What to produce —
State how many lines of the entries include the string "الشكل", please, leaving out everything but the number.

[Start]

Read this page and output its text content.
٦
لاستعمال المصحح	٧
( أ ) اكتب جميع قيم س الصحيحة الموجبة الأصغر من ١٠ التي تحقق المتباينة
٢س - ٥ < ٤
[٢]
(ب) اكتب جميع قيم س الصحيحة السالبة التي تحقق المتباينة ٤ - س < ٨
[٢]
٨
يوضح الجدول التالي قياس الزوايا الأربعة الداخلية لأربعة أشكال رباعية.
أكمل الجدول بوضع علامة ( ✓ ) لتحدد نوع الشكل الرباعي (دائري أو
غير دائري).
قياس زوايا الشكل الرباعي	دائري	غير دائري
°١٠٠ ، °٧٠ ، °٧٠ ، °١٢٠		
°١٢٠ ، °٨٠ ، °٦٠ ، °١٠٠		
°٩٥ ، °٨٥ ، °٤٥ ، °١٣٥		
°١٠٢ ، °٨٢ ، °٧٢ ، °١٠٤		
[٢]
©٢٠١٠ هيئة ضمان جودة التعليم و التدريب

[End]
[Start]

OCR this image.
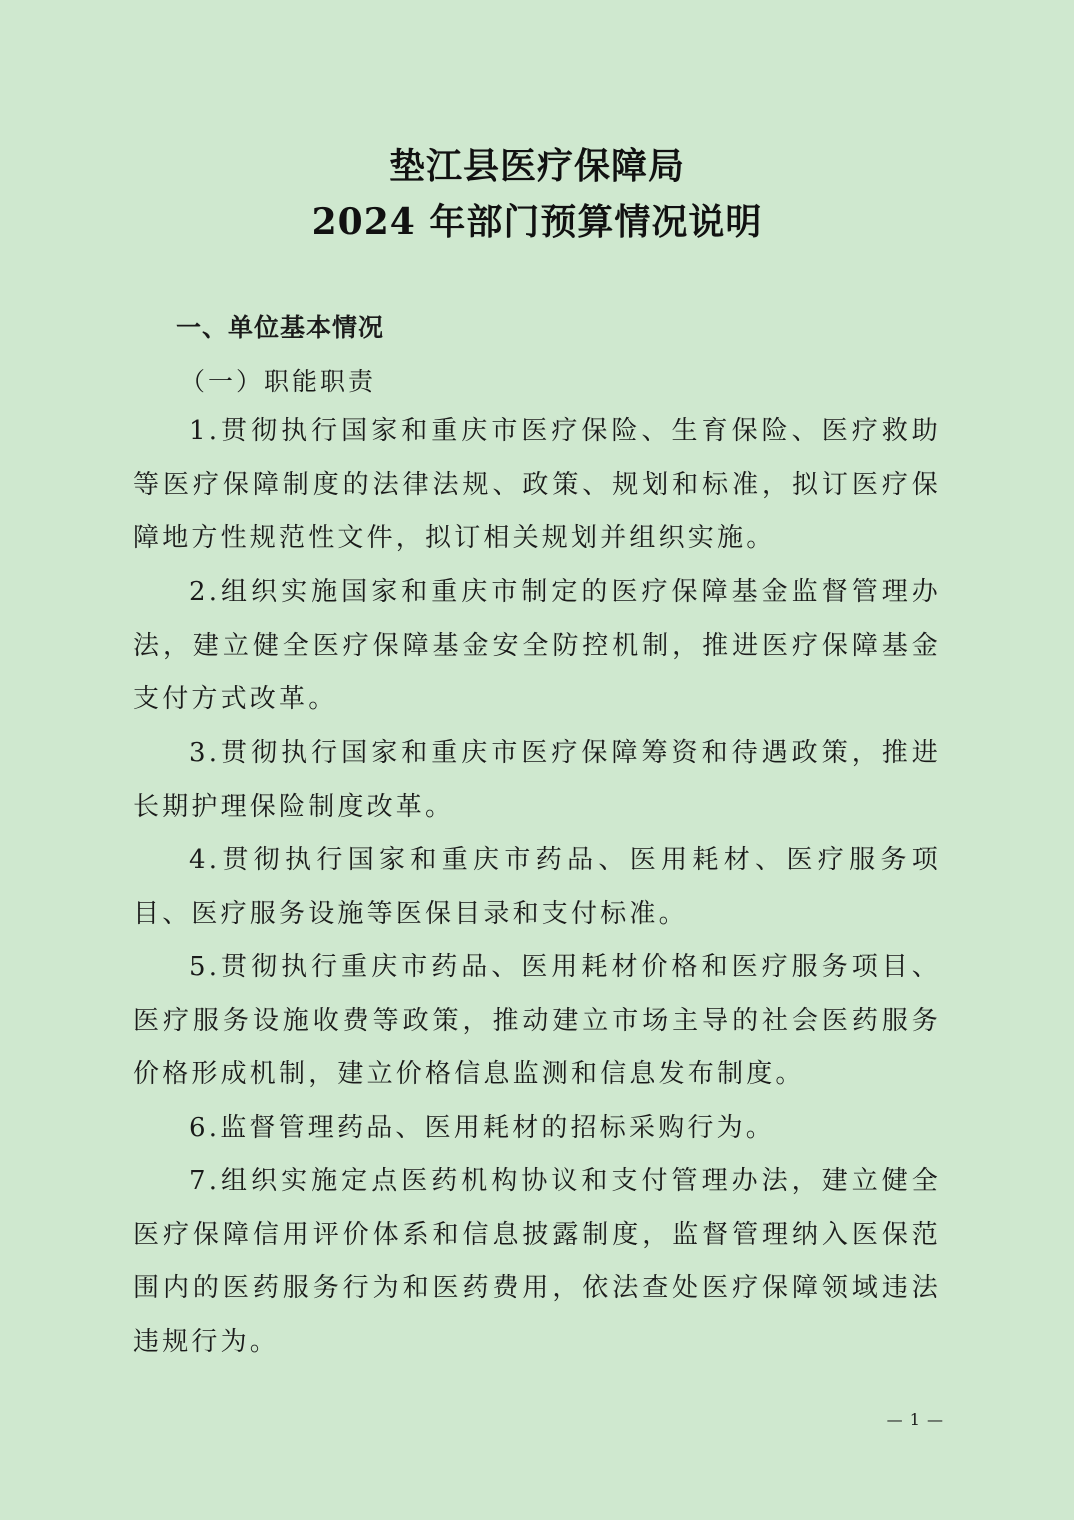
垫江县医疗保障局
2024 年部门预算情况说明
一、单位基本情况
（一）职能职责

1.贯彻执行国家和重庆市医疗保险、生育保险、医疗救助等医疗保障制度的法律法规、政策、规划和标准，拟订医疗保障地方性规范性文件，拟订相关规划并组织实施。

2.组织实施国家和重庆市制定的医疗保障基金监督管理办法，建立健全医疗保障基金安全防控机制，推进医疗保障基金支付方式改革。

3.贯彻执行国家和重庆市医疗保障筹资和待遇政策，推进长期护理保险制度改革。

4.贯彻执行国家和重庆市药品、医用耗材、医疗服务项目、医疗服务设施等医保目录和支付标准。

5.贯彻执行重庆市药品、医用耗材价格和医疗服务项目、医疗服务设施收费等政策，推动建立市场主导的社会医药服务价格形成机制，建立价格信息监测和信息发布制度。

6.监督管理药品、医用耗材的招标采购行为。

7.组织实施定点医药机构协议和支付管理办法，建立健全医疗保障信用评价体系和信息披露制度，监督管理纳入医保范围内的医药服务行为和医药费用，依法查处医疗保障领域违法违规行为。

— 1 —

[End]

The result —
2